Exercise → Note how many lines hold "Learning" and report that number by itself.

Stored data
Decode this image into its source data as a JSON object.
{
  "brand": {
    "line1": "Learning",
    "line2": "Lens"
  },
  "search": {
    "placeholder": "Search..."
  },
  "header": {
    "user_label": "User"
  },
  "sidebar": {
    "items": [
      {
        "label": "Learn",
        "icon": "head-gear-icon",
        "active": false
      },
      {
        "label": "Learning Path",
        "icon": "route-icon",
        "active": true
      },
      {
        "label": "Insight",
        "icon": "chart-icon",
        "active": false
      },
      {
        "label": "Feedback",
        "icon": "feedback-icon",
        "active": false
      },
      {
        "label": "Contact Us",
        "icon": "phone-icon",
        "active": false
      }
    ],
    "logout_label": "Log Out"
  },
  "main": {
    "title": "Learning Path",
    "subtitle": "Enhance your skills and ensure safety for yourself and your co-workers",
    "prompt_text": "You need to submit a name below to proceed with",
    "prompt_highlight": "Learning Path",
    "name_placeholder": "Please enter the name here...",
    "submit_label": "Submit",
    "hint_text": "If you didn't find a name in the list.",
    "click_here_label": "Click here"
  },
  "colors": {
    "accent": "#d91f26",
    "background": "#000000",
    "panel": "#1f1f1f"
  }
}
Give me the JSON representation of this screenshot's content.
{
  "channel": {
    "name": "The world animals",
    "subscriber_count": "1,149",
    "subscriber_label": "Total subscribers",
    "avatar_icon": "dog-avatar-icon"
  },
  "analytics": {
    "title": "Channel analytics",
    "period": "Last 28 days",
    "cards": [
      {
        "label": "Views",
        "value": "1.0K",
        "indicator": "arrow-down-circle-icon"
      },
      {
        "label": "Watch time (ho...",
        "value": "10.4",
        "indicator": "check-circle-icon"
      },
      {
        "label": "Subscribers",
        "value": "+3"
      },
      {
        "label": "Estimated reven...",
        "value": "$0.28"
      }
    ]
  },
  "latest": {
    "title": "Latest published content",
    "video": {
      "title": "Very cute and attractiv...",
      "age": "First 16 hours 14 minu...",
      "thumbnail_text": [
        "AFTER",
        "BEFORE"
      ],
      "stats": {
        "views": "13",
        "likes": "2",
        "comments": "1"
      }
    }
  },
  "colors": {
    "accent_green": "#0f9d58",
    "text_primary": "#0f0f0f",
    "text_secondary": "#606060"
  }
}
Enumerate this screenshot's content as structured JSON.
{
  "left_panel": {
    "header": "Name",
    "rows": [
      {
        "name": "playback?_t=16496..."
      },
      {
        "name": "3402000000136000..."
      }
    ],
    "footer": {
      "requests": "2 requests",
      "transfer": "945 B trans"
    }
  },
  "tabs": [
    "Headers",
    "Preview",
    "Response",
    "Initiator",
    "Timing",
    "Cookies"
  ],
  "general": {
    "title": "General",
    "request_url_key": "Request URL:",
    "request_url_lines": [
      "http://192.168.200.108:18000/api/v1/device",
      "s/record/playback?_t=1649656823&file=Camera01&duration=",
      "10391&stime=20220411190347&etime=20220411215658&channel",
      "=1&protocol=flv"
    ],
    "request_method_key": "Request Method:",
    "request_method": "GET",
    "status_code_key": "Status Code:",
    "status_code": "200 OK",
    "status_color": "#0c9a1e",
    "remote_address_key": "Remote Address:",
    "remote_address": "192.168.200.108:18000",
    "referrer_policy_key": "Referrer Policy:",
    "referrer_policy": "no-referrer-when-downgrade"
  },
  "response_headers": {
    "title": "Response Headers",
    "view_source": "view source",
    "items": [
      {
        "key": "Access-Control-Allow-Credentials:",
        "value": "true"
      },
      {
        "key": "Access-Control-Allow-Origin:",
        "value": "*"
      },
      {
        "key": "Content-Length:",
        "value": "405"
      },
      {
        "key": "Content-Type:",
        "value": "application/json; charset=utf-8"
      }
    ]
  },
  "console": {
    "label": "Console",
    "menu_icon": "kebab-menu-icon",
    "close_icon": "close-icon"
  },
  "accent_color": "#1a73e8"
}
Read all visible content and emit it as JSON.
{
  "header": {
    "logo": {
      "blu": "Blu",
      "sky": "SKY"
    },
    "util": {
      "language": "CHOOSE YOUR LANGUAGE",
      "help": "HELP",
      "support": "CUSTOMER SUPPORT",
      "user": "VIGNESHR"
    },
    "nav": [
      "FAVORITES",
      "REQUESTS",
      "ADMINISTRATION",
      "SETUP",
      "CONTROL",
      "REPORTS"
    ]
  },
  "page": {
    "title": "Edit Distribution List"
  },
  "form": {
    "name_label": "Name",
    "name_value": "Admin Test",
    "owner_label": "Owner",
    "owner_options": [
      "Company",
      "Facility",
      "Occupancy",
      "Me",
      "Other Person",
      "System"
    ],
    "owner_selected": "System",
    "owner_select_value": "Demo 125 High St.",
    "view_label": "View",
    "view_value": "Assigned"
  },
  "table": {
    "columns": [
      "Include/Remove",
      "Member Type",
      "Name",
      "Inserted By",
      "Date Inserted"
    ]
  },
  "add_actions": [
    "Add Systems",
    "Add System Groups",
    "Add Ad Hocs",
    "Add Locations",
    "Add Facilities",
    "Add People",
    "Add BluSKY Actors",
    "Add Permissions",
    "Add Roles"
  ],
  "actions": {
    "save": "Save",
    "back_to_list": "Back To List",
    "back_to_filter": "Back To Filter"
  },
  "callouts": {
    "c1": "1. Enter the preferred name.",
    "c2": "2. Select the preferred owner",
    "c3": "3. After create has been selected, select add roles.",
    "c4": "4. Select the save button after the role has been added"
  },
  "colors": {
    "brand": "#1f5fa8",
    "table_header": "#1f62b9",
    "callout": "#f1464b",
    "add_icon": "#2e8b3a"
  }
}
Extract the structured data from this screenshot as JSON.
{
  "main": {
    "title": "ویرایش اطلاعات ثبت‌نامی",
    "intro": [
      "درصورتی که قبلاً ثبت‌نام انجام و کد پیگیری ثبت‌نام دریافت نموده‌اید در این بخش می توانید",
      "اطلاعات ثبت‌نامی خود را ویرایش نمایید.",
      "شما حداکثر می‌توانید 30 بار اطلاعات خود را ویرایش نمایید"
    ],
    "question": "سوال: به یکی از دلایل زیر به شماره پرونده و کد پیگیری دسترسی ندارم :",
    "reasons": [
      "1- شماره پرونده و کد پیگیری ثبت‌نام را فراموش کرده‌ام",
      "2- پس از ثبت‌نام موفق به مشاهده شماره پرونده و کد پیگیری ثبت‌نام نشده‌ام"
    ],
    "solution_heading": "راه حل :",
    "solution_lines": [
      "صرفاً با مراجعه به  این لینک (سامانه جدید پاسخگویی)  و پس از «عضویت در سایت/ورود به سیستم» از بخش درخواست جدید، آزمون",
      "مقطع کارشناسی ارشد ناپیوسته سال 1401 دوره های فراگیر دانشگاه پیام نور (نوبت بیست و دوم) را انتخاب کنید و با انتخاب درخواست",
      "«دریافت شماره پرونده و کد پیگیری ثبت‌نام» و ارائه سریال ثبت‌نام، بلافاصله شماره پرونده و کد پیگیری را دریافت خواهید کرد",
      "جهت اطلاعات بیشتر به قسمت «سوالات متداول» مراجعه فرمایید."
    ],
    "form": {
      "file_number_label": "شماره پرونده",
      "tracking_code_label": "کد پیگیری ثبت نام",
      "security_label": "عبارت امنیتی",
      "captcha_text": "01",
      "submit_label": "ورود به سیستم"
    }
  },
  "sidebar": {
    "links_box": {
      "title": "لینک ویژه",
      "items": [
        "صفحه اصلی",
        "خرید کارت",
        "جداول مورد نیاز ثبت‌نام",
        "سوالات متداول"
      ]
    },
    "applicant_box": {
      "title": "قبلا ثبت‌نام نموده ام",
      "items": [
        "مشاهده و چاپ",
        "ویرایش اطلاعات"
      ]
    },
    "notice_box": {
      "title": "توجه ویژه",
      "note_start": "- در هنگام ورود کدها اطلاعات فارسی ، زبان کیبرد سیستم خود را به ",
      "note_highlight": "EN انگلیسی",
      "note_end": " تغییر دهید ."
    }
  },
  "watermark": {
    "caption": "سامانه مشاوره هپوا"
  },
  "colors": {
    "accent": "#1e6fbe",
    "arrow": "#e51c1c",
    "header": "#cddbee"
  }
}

Exercise response → 4